[Data records]
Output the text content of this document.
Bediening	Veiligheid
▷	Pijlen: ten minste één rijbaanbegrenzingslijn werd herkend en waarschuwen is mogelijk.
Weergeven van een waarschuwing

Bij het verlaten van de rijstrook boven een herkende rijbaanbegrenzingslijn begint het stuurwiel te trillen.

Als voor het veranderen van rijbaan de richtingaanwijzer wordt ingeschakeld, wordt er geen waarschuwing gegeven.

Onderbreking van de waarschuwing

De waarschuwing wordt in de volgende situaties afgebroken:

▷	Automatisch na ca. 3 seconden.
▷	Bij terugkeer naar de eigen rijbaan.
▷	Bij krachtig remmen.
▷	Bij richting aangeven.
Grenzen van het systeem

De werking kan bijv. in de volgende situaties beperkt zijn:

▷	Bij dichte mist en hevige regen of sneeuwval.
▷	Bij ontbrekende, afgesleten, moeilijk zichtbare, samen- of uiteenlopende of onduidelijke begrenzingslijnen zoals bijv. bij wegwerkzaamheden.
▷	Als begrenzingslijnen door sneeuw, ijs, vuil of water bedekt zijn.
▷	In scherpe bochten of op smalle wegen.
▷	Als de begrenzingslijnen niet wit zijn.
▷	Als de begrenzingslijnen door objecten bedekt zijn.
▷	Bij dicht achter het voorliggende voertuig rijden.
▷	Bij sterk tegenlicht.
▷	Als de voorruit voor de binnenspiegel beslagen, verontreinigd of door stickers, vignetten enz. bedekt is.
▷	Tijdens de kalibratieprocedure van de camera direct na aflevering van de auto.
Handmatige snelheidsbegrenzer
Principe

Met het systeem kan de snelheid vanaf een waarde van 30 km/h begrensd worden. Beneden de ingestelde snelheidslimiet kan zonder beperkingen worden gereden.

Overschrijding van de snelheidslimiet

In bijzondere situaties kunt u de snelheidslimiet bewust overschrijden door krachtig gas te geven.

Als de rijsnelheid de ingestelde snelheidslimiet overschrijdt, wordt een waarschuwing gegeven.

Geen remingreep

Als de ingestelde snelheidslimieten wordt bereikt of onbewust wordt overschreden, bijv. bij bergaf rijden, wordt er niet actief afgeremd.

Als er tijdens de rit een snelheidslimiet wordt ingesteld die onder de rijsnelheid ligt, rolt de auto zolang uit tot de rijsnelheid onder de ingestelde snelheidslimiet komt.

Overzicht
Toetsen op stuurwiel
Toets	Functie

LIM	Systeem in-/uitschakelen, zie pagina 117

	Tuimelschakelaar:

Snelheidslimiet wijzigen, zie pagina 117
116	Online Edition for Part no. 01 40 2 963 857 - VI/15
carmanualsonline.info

*OBJECTIVE*
From the first line to the last, please quote the material above exactly.

*ANSWER*
Output the text content of this document.
Bediening	Veiligheid
▷	Pijlen: ten minste één rijbaanbegrenzingslijn werd herkend en waarschuwen is mogelijk.
Weergeven van een waarschuwing

Bij het verlaten van de rijstrook boven een herkende rijbaanbegrenzingslijn begint het stuurwiel te trillen.

Als voor het veranderen van rijbaan de richtingaanwijzer wordt ingeschakeld, wordt er geen waarschuwing gegeven.

Onderbreking van de waarschuwing

De waarschuwing wordt in de volgende situaties afgebroken:

▷	Automatisch na ca. 3 seconden.
▷	Bij terugkeer naar de eigen rijbaan.
▷	Bij krachtig remmen.
▷	Bij richting aangeven.
Grenzen van het systeem

De werking kan bijv. in de volgende situaties beperkt zijn:

▷	Bij dichte mist en hevige regen of sneeuwval.
▷	Bij ontbrekende, afgesleten, moeilijk zichtbare, samen- of uiteenlopende of onduidelijke begrenzingslijnen zoals bijv. bij wegwerkzaamheden.
▷	Als begrenzingslijnen door sneeuw, ijs, vuil of water bedekt zijn.
▷	In scherpe bochten of op smalle wegen.
▷	Als de begrenzingslijnen niet wit zijn.
▷	Als de begrenzingslijnen door objecten bedekt zijn.
▷	Bij dicht achter het voorliggende voertuig rijden.
▷	Bij sterk tegenlicht.
▷	Als de voorruit voor de binnenspiegel beslagen, verontreinigd of door stickers, vignetten enz. bedekt is.
▷	Tijdens de kalibratieprocedure van de camera direct na aflevering van de auto.
Handmatige snelheidsbegrenzer
Principe

Met het systeem kan de snelheid vanaf een waarde van 30 km/h begrensd worden. Beneden de ingestelde snelheidslimiet kan zonder beperkingen worden gereden.

Overschrijding van de snelheidslimiet

In bijzondere situaties kunt u de snelheidslimiet bewust overschrijden door krachtig gas te geven.

Als de rijsnelheid de ingestelde snelheidslimiet overschrijdt, wordt een waarschuwing gegeven.

Geen remingreep

Als de ingestelde snelheidslimieten wordt bereikt of onbewust wordt overschreden, bijv. bij bergaf rijden, wordt er niet actief afgeremd.

Als er tijdens de rit een snelheidslimiet wordt ingesteld die onder de rijsnelheid ligt, rolt de auto zolang uit tot de rijsnelheid onder de ingestelde snelheidslimiet komt.

Overzicht
Toetsen op stuurwiel
Toets	Functie

LIM	Systeem in-/uitschakelen, zie pagina 117

	Tuimelschakelaar:

Snelheidslimiet wijzigen, zie pagina 117
116	Online Edition for Part no. 01 40 2 963 857 - VI/15
carmanualsonline.info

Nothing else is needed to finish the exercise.